[YOUR GOAL]: Locate the string "controller" in the listing below. Copy every line where it is found.

(Recorded data)
------------------------------------------------------------

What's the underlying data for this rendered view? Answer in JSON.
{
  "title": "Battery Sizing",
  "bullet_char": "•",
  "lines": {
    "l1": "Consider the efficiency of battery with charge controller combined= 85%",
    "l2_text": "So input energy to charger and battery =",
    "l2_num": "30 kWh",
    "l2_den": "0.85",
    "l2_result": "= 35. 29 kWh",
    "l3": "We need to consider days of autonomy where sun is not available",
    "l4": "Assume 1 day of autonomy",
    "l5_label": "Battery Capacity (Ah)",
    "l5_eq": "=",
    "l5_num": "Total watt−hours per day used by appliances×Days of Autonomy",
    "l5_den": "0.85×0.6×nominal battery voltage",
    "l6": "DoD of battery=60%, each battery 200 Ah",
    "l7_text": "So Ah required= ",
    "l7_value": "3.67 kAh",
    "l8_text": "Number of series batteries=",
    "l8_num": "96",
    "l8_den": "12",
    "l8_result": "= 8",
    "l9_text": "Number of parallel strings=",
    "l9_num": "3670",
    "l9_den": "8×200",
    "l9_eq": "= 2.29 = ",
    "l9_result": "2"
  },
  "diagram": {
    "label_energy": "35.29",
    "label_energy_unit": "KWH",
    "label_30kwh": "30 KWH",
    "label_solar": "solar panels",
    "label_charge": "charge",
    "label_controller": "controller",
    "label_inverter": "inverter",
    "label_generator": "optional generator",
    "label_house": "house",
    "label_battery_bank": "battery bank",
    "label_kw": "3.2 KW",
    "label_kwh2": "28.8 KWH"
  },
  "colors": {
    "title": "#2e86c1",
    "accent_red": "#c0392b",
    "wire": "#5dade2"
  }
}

------------------------------------------------------------

[RESULT OF THE EXERCISE]:
    "l1": "Consider the efficiency of battery with charge controller combined= 85%",
    "label_controller": "controller",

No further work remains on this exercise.